* [REQUIREMENTS]: Can you quote exactly the stretch of lines from the one with "Convert this document image to plain text." through the final line of the material, both ends included?

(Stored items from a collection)
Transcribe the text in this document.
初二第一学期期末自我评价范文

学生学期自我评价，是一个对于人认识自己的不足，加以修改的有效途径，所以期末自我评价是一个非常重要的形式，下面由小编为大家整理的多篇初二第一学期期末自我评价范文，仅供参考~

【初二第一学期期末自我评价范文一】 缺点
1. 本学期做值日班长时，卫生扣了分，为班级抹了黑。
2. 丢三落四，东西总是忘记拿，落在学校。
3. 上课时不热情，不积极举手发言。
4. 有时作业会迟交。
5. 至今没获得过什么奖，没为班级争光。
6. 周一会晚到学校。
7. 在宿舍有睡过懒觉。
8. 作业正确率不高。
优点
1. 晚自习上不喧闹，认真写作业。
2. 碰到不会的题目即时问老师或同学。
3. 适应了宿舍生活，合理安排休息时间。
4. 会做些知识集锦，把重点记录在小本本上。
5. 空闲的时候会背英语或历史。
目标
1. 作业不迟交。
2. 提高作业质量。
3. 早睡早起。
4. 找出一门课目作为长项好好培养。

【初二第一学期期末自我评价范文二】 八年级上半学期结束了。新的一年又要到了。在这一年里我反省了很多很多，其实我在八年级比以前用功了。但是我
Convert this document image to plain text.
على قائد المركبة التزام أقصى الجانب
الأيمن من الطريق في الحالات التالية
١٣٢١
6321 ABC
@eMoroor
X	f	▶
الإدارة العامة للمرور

* [ANSWER FOR THE TASK]:
Convert this document image to plain text.
على قائد المركبة التزام أقصى الجانب
الأيمن من الطريق في الحالات التالية
١٣٢١
6321 ABC
@eMoroor
X	f	▶
الإدارة العامة للمرور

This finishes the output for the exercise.